> **DIRECTIONS FOR THIS TASK**
Find the lines holding "西城区最高" and copy them.

[Collected data]
□ □ □ □ □ □ □

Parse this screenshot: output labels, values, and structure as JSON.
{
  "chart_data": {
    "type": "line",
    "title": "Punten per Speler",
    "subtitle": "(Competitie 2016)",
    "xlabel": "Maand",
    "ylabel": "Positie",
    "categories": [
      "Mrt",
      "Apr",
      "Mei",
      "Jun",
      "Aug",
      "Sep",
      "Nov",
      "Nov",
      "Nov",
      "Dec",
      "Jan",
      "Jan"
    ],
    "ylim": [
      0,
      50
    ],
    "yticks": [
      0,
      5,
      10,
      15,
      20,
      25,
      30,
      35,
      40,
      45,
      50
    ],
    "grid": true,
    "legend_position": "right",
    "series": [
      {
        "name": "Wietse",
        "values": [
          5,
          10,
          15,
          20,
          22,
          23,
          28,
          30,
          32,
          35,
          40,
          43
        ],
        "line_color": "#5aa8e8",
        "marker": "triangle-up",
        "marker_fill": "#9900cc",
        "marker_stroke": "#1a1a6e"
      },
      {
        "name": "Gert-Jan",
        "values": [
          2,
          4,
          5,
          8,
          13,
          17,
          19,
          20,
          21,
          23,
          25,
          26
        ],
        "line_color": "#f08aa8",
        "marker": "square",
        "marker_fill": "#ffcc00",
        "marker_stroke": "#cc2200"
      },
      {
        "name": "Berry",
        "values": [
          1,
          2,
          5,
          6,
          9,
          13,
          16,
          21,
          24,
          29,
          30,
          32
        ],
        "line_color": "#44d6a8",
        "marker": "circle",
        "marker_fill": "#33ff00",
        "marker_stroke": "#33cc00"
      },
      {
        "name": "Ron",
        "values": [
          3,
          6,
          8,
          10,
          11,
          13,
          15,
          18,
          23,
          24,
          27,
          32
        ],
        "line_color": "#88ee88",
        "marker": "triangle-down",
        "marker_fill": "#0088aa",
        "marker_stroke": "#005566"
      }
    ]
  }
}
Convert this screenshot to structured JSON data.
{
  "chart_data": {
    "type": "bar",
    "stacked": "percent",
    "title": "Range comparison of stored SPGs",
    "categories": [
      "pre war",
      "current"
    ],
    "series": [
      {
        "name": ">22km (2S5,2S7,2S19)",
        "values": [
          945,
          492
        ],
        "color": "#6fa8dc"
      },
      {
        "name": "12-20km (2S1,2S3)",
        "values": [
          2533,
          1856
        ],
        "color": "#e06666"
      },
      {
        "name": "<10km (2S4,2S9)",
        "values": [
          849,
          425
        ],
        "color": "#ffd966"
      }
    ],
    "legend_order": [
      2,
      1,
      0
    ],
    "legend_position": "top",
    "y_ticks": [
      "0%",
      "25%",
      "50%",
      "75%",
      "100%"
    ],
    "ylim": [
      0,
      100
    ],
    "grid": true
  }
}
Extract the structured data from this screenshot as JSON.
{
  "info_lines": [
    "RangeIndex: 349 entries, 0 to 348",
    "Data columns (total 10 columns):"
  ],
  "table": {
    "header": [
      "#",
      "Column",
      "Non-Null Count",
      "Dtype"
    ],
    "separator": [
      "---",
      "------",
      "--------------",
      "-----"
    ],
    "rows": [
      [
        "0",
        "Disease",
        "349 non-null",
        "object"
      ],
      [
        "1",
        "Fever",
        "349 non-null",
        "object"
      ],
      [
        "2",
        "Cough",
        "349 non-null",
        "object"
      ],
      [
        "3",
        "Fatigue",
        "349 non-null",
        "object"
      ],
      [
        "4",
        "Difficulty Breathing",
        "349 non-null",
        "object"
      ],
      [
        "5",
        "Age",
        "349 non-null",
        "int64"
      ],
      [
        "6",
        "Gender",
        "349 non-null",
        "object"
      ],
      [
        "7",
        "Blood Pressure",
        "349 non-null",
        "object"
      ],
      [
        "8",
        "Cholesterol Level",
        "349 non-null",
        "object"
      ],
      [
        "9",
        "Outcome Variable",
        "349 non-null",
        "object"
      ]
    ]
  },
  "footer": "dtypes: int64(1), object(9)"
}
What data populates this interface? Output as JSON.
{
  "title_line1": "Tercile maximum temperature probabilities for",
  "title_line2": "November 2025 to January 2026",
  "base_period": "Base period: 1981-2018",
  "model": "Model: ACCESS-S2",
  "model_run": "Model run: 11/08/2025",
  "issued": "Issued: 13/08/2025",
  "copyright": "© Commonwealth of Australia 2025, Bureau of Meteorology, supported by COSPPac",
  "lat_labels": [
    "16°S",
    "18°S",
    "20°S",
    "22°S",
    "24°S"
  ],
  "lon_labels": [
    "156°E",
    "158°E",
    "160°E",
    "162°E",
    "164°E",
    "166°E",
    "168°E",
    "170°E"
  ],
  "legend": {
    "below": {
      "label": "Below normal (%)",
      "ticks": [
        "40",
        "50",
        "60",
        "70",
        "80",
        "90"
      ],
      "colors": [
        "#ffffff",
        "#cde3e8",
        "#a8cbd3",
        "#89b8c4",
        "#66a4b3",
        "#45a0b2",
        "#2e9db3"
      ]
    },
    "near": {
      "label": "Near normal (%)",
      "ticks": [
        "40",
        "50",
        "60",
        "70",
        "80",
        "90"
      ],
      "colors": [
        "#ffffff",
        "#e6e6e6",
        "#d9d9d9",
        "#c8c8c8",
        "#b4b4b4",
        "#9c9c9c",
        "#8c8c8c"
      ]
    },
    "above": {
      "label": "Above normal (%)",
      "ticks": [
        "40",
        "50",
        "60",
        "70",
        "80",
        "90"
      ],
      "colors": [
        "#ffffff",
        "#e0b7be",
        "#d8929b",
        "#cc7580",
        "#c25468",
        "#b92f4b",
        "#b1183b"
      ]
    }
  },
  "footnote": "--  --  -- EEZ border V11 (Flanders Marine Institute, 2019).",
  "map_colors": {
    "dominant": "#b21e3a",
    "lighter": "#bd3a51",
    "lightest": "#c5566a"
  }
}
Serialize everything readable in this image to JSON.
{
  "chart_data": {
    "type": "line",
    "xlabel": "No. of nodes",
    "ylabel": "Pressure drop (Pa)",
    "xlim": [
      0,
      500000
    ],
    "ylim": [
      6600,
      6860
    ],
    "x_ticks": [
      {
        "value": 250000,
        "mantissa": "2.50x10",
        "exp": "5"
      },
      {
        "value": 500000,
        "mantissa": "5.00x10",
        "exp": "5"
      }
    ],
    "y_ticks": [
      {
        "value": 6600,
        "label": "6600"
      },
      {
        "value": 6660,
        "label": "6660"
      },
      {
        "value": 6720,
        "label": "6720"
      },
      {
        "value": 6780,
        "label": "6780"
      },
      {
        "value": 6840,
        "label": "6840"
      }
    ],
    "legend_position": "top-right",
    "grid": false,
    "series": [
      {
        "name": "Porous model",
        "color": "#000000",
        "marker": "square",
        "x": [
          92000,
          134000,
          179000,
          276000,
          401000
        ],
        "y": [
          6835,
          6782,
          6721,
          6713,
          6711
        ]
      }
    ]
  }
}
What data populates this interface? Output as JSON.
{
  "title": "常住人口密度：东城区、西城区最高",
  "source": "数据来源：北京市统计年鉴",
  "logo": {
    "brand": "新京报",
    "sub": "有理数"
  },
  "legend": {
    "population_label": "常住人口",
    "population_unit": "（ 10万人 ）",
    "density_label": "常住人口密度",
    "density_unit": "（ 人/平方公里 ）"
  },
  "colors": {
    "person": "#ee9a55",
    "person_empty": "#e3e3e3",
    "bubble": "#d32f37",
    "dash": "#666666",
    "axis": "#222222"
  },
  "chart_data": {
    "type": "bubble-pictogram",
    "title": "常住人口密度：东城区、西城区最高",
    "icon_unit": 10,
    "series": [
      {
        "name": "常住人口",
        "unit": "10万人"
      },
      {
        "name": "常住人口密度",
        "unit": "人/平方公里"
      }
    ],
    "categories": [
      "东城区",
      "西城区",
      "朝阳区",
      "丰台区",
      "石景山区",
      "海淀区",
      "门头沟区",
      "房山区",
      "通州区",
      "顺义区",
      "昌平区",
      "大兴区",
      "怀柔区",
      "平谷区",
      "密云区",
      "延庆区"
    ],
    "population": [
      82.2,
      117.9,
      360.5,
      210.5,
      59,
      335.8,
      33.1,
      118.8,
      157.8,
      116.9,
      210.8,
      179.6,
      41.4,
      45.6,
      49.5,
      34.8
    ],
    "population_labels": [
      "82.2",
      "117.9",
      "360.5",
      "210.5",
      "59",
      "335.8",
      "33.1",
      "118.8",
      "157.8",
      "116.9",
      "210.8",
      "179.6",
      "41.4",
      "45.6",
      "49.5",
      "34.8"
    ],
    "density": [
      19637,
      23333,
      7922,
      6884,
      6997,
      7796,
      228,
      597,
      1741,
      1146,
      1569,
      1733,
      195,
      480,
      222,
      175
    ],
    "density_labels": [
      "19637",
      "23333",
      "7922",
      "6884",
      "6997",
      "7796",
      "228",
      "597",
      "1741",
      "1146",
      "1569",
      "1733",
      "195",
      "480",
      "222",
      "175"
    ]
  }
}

□ □ □ □ □ □ □

> **FINAL RESULT**
  "title": "常住人口密度：东城区、西城区最高",
    "title": "常住人口密度：东城区、西城区最高",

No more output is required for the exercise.